Brief.
Count, in the entries below, the lines in which "Fair" occurs. Give the number, nothing more.

-- Provided information start --

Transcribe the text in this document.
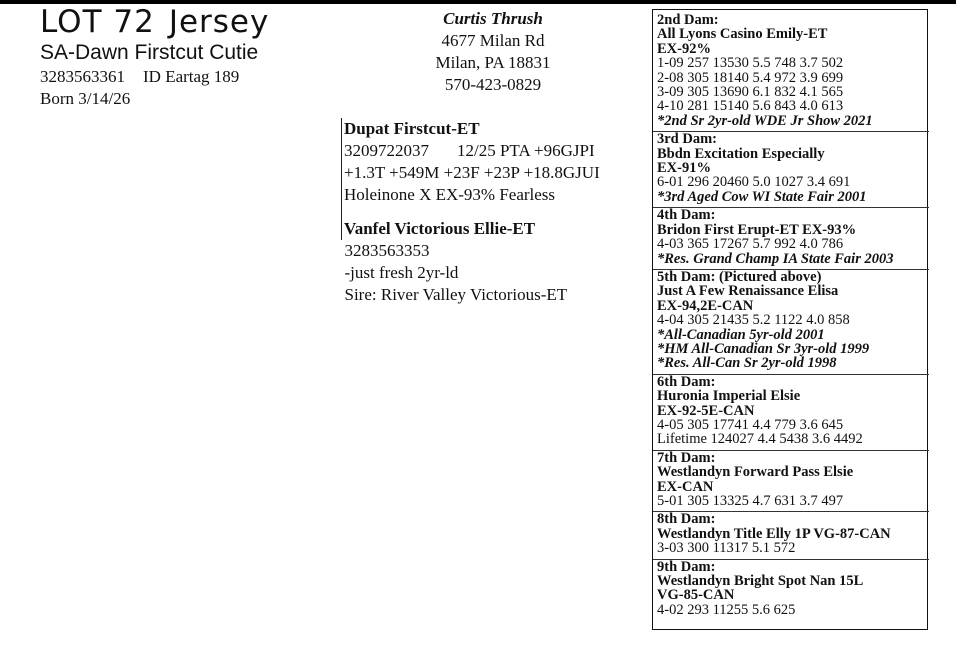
LOT 72 Jersey
SA-Dawn Firstcut Cutie
3283563361 ID Eartag 189
Born 3/14/26
Curtis Thrush
4677 Milan Rd
Milan, PA 18831
570-423-0829
Dupat Firstcut-ET
3209722037 12/25 PTA +96GJPI
+1.3T +549M +23F +23P +18.8GJUI
Holeinone X EX-93% Fearless
Vanfel Victorious Ellie-ET
3283563353
-just fresh 2yr-ld
Sire: River Valley Victorious-ET
2nd Dam:
All Lyons Casino Emily-ET
EX-92%
1-09 257 13530 5.5 748 3.7 502
2-08 305 18140 5.4 972 3.9 699
3-09 305 13690 6.1 832 4.1 565
4-10 281 15140 5.6 843 4.0 613
*2nd Sr 2yr-old WDE Jr Show 2021
3rd Dam:
Bbdn Excitation Especially
EX-91%
6-01 296 20460 5.0 1027 3.4 691
*3rd Aged Cow WI State Fair 2001
4th Dam:
Bridon First Erupt-ET EX-93%
4-03 365 17267 5.7 992 4.0 786
*Res. Grand Champ IA State Fair 2003
5th Dam: (Pictured above)
Just A Few Renaissance Elisa
EX-94,2E-CAN
4-04 305 21435 5.2 1122 4.0 858
*All-Canadian 5yr-old 2001
*HM All-Canadian Sr 3yr-old 1999
*Res. All-Can Sr 2yr-old 1998
6th Dam:
Huronia Imperial Elsie
EX-92-5E-CAN
4-05 305 17741 4.4 779 3.6 645
Lifetime 124027 4.4 5438 3.6 4492
7th Dam:
Westlandyn Forward Pass Elsie
EX-CAN
5-01 305 13325 4.7 631 3.7 497
8th Dam:
Westlandyn Title Elly 1P VG-87-CAN
3-03 300 11317 5.1 572
9th Dam:
Westlandyn Bright Spot Nan 15L
VG-85-CAN
4-02 293 11255 5.6 625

-- Provided information end --

Worked solution.
2